== Texte extrait ==

--- --- ---

Le battoir
Peu avant le 14 juillet avaient débuté les moissons. La fenaison avait donné
le coup d'envoi des travaux de l'été qui allaient conduire tout le village
jusqu'à la mi-septembre. Tout ce qu'il y avait de bras disponibles était
employé et la campagne alentour voyait hommes et animaux s'activer dans les
champs tout blonds des beaux épis qu'ils portaient encore et du chaud soleil
qui, de si haut, les irradiait.
On commençait par les orges, puis l'avoine que l'on cultivait encore
beaucoup puisque le cheval constituait alors la principale force motrice de
l'agriculture. Le nombre de chevaux qu'une ferme possédait témoignait de son
importance: trois ou quatre pour les trois plus grosses fermes, deux dans
deux autres et seulement un cheval dans quatre autres petites fermes dont
d'ailleurs les exploitants ne tiraient d'elles qu'une partie de leurs
revenus et étaient obligés d'avoir une autre activité, salariée celle-là.
C'était de superbes chevaux de trait, puissants, massifs et quasiment
infatigables. Les « Trait du Nord », dans leurs belles robes fauves étaient
les plus répandus à côté des « Percherons », « Ardennais » ou « Boulonnais
», aux couleurs plus claires voire blanc pour ces derniers, sans oublier la
belle petite jument toute noire du père Giraudon. L'avoine, si précieuse
donc, précédait les blés, véritable noblesse des céréales et dont la
récolte, selon sa qualité allait faire que l'année serait bonne ou mauvaise.

--- --- ---

== Lignes de données ==

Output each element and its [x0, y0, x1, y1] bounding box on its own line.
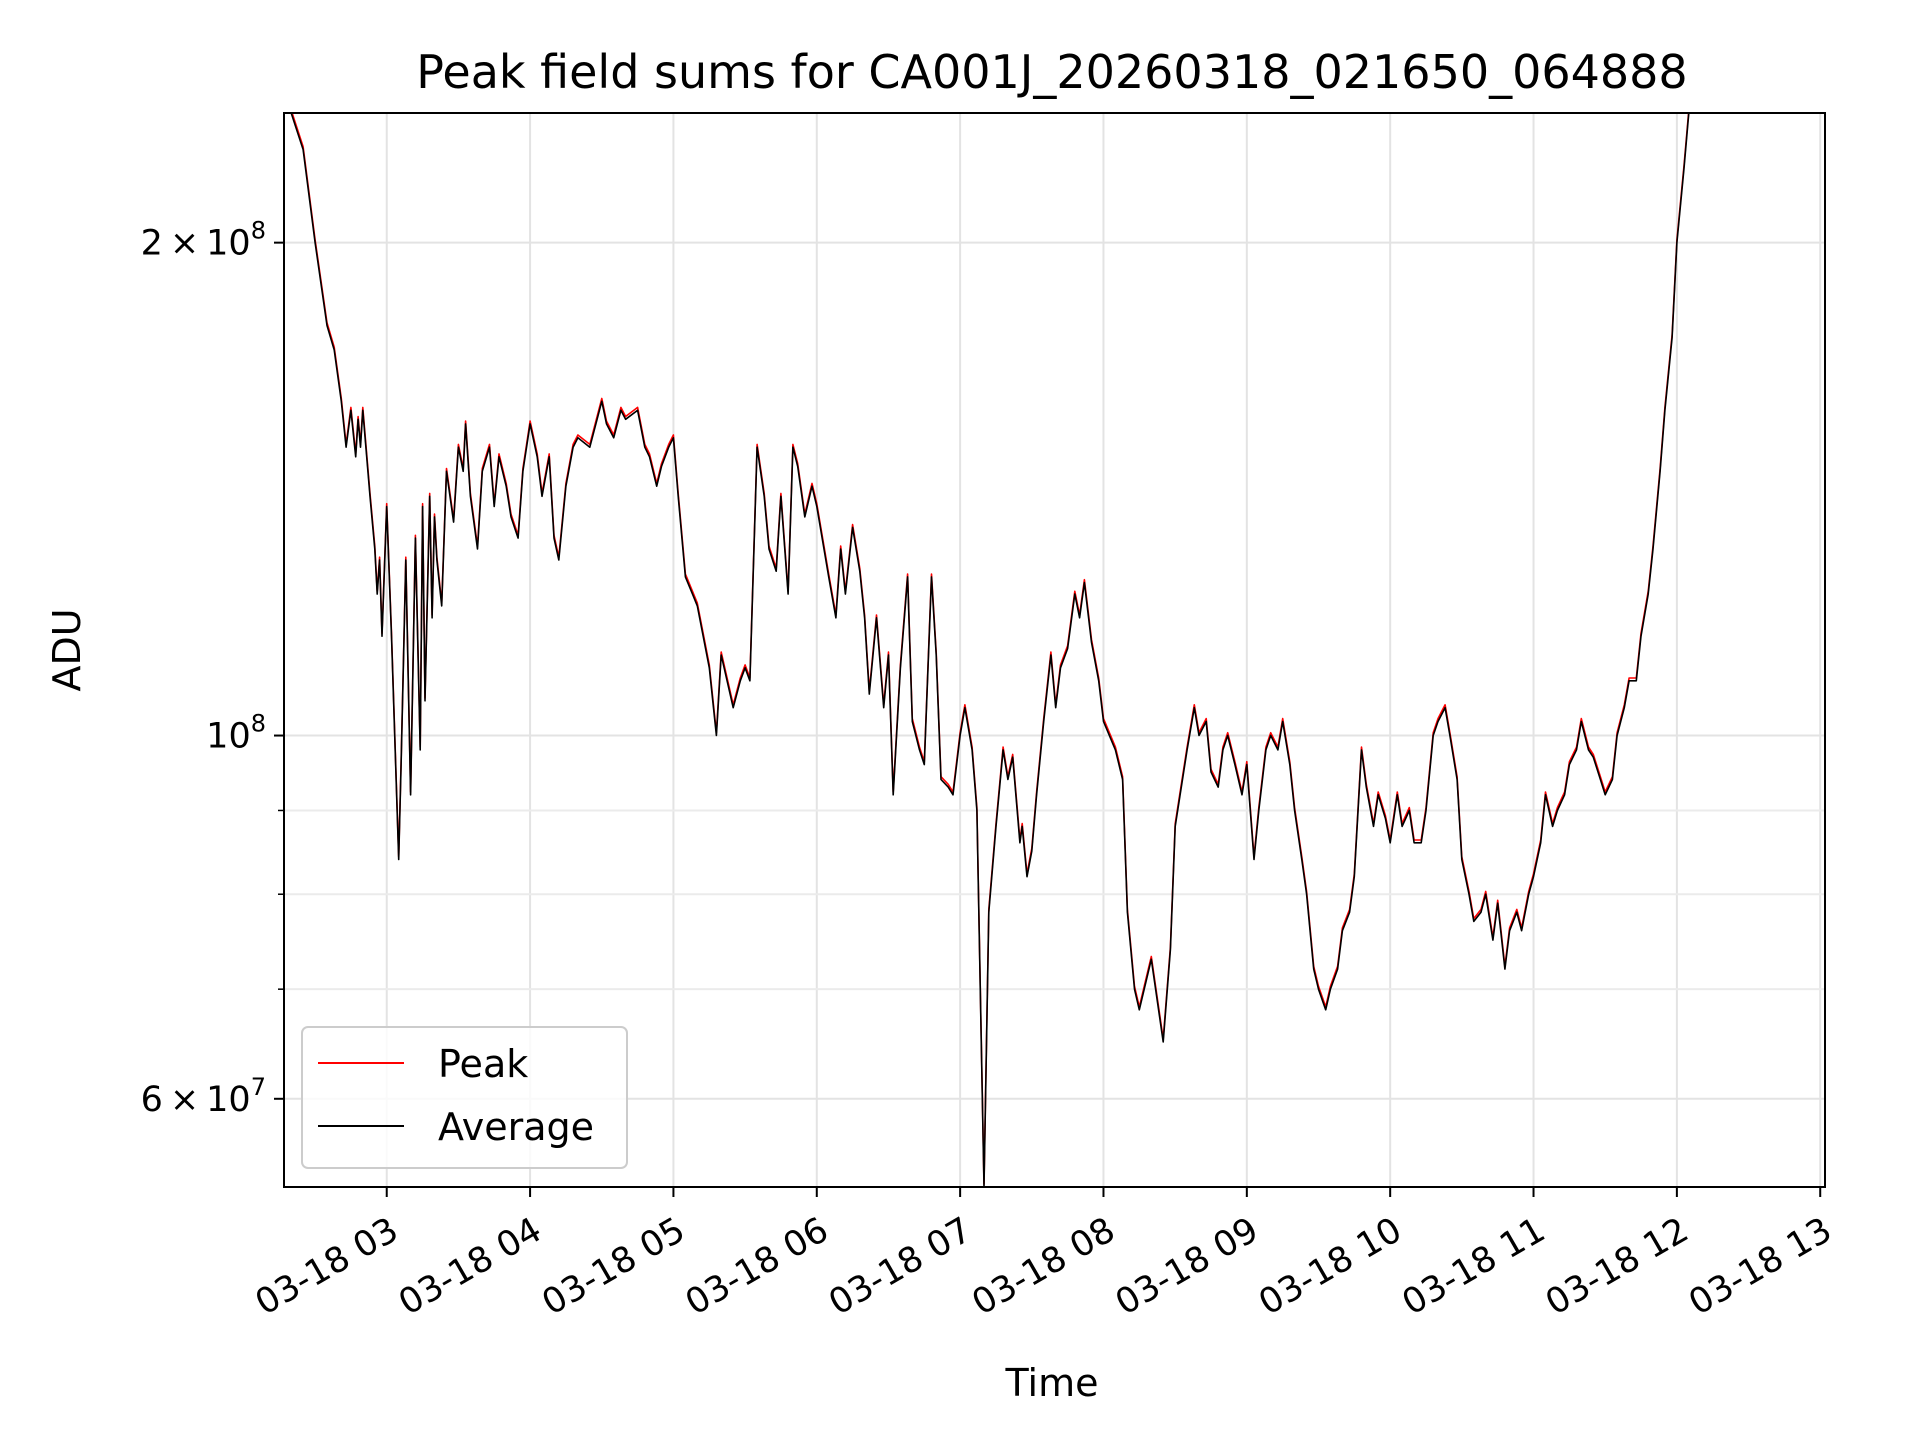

--- --- ---

== Consignes ==
1 - Selon le récit des moissons, quelle race de chevaux de trait était la plus répandue ?
2 - Recopiez le passage du récit des moissons allant de « On commençait par » à « activité, salariée celle-là. », en remplaçant « fermes » par « exploitations ».
3 - Poursuivez le récit des moissons à partir de sa dernière phrase.
Le matériel placé après le récit des moissons est sans rapport avec celui-ci.

== Réponses ==
1 - Les « Trait du Nord ».

2 -
On commençait par les orges, puis l'avoine que l'on cultivait encore
beaucoup puisque le cheval constituait alors la principale force motrice de
l'agriculture. Le nombre de chevaux qu'une ferme possédait témoignait de son
importance: trois ou quatre pour les trois plus grosses exploitations, deux dans
deux autres et seulement un cheval dans quatre autres petites exploitations dont
d'ailleurs les exploitants ne tiraient d'elles qu'une partie de leurs
revenus et étaient obligés d'avoir une autre activité, salariée celle-là.

3 -
Deux chevaux tiraient la moissonneuse-lieuse, espèce de moulin à vent sur
roues! Cette invention américaine n'avait pénétré nos campagnes françaises
que depuis quelques décennies et représentait un grand progrès par la
fatigue qu'elle évitait à l'homme et la productivité qu'elle améliorait
sensiblement. La rotation des roues, grâce à un dispositif d'engrenage,
fournissait le mouvement aux quatre opérations essentielles que la machine
réalisait. D'abord, sur toute la largeur de la coupe, les grandes ailes se
mettaient à tourner et couchaient les épis vers l'arrière. La faux mécanique
faisait son office et les épis tombaient, bien ordonnés, sur un premier
tapis roulant qui les rassemblait. Lorsque le conducteur estimait que
grosseur de la botte était atteinte, il tirait sur un cordage déclenchant la
mise en route d'une sorte de grande machine à coudre qui la nouait avec une
ficelle de chanvre. La botte tombait sur un autre tapis roulant qui
l'acheminait à l'arrière et la laissait sur le chaume. L'ensemble alliait
donc simplicité et ingéniosité et m'inspirait de l'admiration car, trop
jeune pour en saisir toutes les subtilités mécaniques, j'y voyais comme une
part de magie!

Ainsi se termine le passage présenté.